Exercise requirements: Go through the records below line by line. Count the lines with "notice" and give the count alone.

Listed entries:
───

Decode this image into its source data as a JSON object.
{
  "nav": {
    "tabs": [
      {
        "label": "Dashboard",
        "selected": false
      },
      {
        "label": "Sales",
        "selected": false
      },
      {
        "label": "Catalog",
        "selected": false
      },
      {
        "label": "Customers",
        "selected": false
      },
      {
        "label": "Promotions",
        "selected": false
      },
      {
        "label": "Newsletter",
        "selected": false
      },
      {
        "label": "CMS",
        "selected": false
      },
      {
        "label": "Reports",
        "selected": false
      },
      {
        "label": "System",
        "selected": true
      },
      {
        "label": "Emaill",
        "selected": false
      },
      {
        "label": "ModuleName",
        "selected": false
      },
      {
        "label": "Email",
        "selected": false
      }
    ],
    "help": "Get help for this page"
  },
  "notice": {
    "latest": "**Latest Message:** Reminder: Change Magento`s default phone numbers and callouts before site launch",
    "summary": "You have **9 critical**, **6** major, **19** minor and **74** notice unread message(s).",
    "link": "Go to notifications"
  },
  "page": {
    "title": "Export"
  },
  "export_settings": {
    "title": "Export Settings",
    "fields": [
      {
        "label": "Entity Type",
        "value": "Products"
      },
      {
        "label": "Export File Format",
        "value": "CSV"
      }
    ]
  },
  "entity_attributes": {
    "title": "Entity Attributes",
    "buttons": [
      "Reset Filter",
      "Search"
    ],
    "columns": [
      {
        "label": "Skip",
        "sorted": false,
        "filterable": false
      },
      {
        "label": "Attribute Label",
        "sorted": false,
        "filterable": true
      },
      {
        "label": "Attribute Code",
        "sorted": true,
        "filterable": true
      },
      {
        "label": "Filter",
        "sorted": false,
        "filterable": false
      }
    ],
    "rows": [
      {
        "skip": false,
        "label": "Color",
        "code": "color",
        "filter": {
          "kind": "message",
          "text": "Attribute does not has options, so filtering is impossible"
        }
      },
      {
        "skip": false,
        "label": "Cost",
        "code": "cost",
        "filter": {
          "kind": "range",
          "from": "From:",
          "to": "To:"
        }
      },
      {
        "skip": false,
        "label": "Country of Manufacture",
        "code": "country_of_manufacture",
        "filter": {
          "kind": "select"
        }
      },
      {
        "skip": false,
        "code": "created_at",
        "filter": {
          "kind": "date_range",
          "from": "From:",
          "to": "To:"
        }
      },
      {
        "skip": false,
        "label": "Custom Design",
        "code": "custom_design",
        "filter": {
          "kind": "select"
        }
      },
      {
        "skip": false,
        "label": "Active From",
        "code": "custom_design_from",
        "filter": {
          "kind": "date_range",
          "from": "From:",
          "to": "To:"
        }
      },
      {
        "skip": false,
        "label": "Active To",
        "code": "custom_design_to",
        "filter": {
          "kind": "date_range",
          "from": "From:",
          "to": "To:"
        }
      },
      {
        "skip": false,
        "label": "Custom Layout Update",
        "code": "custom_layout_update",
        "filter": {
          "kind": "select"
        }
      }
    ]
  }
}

───

Response below: 2